**Problem requirements**.
Set down every entry again word for word, please, but skip the pictures.

* start Raw data *

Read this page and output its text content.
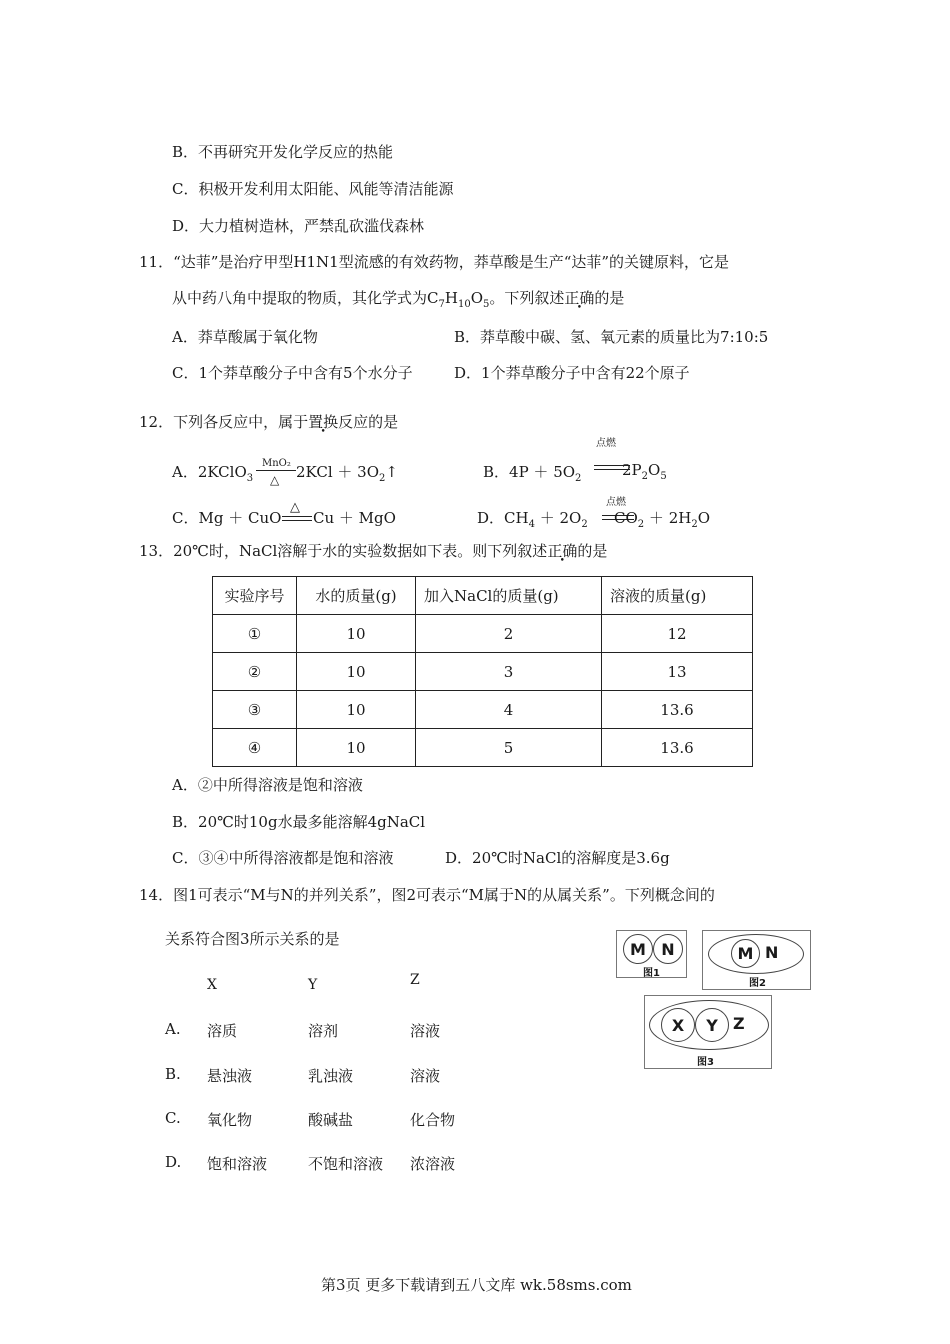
B．不再研究开发化学反应的热能
C．积极开发利用太阳能、风能等清洁能源
D．大力植树造林，严禁乱砍滥伐森林
11．“达菲”是治疗甲型H1N1型流感的有效药物，莽草酸是生产“达菲”的关键原料，它是
从中药八角中提取的物质，其化学式为$C_7H_{10}O_5$。下列叙述正确的是
A．莽草酸属于氧化物	B．莽草酸中碳、氢、氧元素的质量比为7:10:5
C．1个莽草酸分子中含有5个水分子	D．1个莽草酸分子中含有22个原子
12．下列各反应中，属于置换反应的是
A．2KClO$_3$
MnO₂
△ $2KCl + 3O_2↑$	B．$4P + 5O_2$
点燃
$2P_2O_5$
C．Mg ＋ CuO
△
Cu ＋ MgO	D．$CH_4 + 2O_2$
点燃
$CO_2 + 2H_2O$
13．20℃时，NaCl溶解于水的实验数据如下表。则下列叙述正确的是
实验序号	水的质量(g)	加入NaCl的质量(g)	溶液的质量(g)
①	10	2	12
②	10	3	13
③	10	4	13.6
④	10	5	13.6
A．②中所得溶液是饱和溶液
B．20℃时10g水最多能溶解4gNaCl
C．③④中所得溶液都是饱和溶液	D．20℃时NaCl的溶解度是3.6g
14．图1可表示“M与N的并列关系”，图2可表示“M属于N的从属关系”。下列概念间的
关系符合图3所示关系的是
X	Y	Z
A. 溶质	溶剂	溶液
B. 悬浊液	乳浊液	溶液
C. 氧化物	酸碱盐	化合物
D. 饱和溶液	不饱和溶液 浓溶液
M N
图1
M N
图2
X	Y Z
图3
第3页 更多下载请到五八文库 wk.58sms.com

* end Raw data *

**Expected answer**.
Read this page and output its text content.
B．不再研究开发化学反应的热能
C．积极开发利用太阳能、风能等清洁能源
D．大力植树造林，严禁乱砍滥伐森林
11．“达菲”是治疗甲型H1N1型流感的有效药物，莽草酸是生产“达菲”的关键原料，它是
从中药八角中提取的物质，其化学式为$C_7H_{10}O_5$。下列叙述正确的是
A．莽草酸属于氧化物	B．莽草酸中碳、氢、氧元素的质量比为7:10:5
C．1个莽草酸分子中含有5个水分子	D．1个莽草酸分子中含有22个原子
12．下列各反应中，属于置换反应的是
A．2KClO$_3$
MnO₂
△ $2KCl + 3O_2↑$	B．$4P + 5O_2$
点燃
$2P_2O_5$
C．Mg ＋ CuO
△
Cu ＋ MgO	D．$CH_4 + 2O_2$
点燃
$CO_2 + 2H_2O$
13．20℃时，NaCl溶解于水的实验数据如下表。则下列叙述正确的是
实验序号	水的质量(g)	加入NaCl的质量(g)	溶液的质量(g)
①	10	2	12
②	10	3	13
③	10	4	13.6
④	10	5	13.6
A．②中所得溶液是饱和溶液
B．20℃时10g水最多能溶解4gNaCl
C．③④中所得溶液都是饱和溶液	D．20℃时NaCl的溶解度是3.6g
14．图1可表示“M与N的并列关系”，图2可表示“M属于N的从属关系”。下列概念间的
关系符合图3所示关系的是
X	Y	Z
A. 溶质	溶剂	溶液
B. 悬浊液	乳浊液	溶液
C. 氧化物	酸碱盐	化合物
D. 饱和溶液	不饱和溶液 浓溶液
M N
图1
M N
图2
X	Y Z
图3
第3页 更多下载请到五八文库 wk.58sms.com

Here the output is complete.